──────── Provided data
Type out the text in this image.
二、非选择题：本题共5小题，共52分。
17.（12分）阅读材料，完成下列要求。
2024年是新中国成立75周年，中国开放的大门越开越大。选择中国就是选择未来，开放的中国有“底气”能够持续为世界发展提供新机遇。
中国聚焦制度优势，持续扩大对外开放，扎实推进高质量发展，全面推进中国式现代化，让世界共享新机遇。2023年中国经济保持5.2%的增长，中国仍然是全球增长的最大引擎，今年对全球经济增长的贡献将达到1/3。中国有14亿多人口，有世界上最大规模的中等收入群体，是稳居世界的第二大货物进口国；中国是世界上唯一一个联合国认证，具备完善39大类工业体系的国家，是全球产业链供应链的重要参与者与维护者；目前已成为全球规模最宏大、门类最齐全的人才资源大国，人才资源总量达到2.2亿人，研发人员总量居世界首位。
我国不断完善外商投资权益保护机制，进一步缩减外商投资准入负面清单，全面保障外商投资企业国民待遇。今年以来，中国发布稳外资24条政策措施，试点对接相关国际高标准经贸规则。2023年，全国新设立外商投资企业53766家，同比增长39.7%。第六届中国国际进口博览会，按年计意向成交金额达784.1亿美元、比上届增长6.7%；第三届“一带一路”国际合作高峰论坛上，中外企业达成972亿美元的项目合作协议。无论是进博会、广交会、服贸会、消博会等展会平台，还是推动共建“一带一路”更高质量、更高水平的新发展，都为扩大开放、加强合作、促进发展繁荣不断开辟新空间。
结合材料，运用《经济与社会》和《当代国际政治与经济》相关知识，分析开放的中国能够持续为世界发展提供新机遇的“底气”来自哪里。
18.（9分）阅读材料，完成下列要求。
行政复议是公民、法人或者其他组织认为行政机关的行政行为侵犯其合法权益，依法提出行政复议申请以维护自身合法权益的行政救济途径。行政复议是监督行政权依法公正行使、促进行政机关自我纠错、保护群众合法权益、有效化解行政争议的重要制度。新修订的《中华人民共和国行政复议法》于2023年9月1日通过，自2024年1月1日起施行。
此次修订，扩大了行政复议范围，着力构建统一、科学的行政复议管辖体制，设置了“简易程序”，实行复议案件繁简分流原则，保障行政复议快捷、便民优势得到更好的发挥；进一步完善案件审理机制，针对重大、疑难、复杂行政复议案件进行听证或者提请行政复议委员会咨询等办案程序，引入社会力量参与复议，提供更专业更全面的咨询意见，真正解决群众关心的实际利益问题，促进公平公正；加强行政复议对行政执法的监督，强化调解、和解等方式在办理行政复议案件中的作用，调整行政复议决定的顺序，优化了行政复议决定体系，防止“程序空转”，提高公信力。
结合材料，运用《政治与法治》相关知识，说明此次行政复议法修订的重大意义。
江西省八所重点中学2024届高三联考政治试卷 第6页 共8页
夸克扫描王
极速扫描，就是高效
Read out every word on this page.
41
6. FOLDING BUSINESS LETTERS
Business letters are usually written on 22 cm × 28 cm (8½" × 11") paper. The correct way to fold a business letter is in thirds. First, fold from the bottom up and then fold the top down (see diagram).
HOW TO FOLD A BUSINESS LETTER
────────────────
→ **Stated exercise**
Select all lines in the listing that include the word "相关知识".

→ **Completed task**
结合材料，运用《经济与社会》和《当代国际政治与经济》相关知识，分析开放的中国能够持续为世界发展提供新机遇的“底气”来自哪里。
结合材料，运用《政治与法治》相关知识，说明此次行政复议法修订的重大意义。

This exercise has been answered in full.